▸ **What you have to do**:
Go through the entries below and pick out every line with "legend".
[BEGIN Given records]
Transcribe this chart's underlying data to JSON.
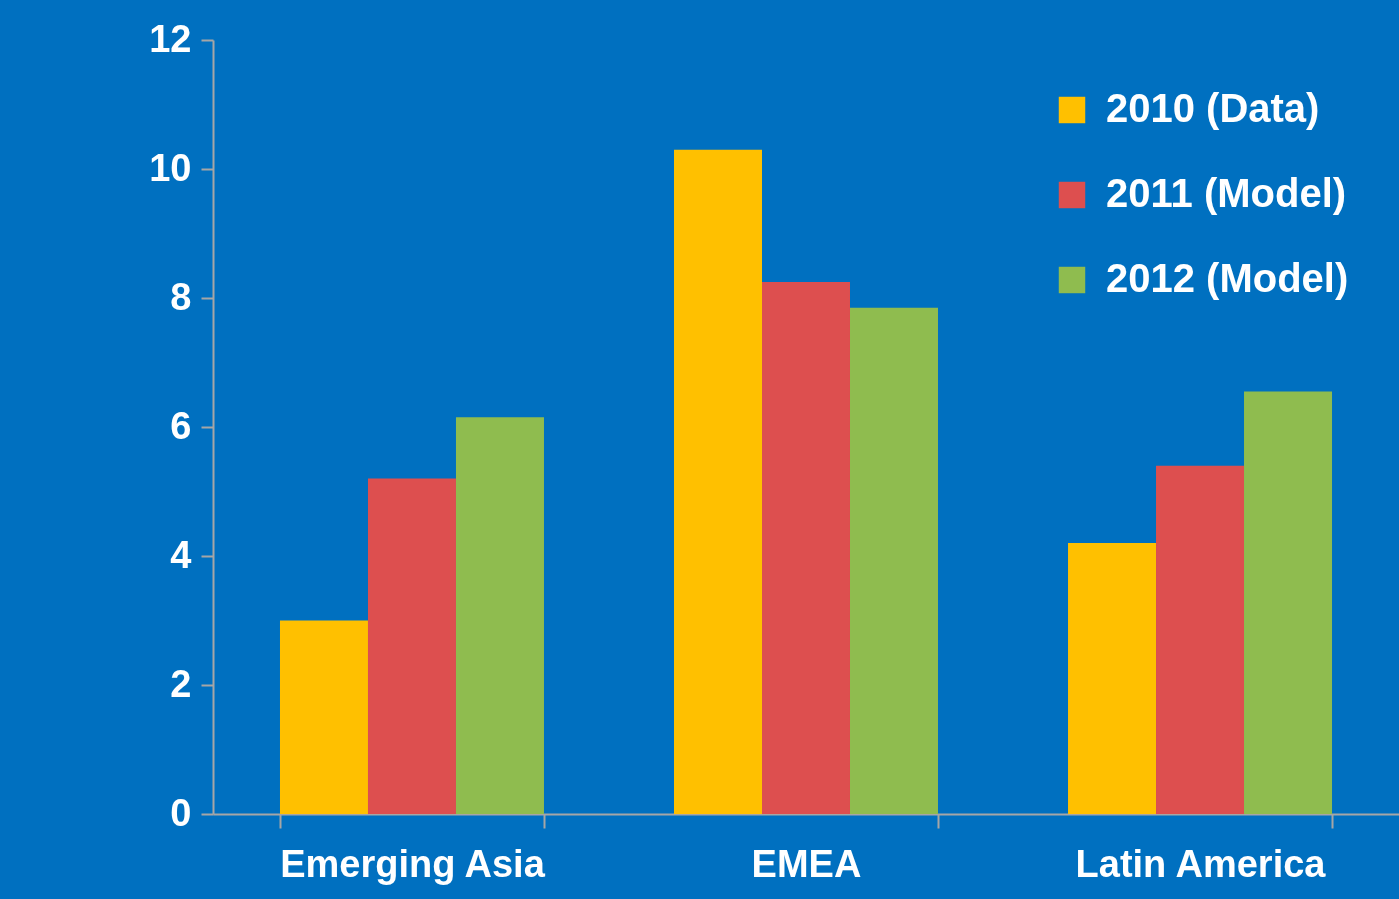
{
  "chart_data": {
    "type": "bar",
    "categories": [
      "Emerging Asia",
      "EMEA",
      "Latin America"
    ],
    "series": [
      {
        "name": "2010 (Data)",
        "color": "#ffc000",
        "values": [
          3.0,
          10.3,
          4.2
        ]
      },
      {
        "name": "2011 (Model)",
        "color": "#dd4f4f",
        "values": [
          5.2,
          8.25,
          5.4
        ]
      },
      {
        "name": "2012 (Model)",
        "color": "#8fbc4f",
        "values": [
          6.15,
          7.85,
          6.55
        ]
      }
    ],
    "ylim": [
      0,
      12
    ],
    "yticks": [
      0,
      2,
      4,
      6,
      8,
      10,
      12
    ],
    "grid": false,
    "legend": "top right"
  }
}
[END Given records]
[BEGIN Given records]
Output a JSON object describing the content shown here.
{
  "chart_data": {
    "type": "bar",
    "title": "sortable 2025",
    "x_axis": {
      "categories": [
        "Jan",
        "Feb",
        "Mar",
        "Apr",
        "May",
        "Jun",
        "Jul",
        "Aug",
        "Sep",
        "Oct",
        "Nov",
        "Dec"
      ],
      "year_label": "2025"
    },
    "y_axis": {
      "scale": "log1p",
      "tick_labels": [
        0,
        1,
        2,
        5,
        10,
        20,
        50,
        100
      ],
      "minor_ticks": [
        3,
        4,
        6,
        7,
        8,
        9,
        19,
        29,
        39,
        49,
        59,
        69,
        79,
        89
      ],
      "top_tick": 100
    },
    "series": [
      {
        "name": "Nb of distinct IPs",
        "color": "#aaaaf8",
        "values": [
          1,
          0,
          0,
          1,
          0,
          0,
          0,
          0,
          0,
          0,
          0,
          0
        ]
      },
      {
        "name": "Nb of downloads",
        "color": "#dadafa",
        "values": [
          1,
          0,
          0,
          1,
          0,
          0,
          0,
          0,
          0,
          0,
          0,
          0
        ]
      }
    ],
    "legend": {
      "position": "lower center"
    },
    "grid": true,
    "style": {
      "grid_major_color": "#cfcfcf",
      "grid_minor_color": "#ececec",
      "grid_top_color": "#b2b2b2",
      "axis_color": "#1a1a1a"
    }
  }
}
[END Given records]
[BEGIN Given records]
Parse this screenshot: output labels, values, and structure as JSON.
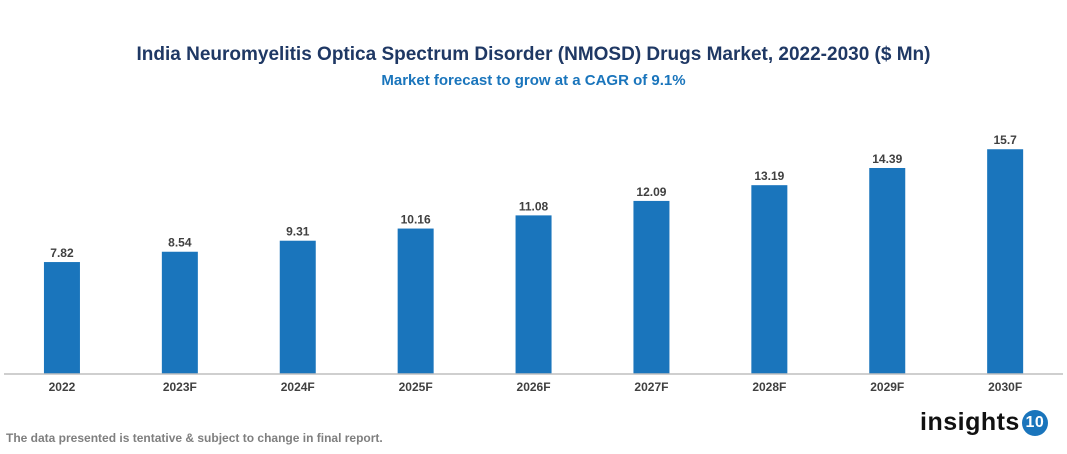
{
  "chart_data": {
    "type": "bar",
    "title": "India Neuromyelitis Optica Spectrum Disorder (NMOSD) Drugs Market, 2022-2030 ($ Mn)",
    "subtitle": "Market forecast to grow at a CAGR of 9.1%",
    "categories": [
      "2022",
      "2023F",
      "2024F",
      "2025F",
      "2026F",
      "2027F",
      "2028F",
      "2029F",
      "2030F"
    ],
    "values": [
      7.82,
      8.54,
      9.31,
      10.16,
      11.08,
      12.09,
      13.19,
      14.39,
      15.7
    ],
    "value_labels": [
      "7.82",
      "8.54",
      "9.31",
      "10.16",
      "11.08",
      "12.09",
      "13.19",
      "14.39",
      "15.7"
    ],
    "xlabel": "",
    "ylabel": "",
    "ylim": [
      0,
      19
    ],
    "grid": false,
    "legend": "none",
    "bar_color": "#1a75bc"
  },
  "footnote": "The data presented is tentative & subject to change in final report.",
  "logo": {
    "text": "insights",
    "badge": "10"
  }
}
[END Given records]
▸ **Final result**:
    "legend": "top right"
    "legend": {
    "legend": "none",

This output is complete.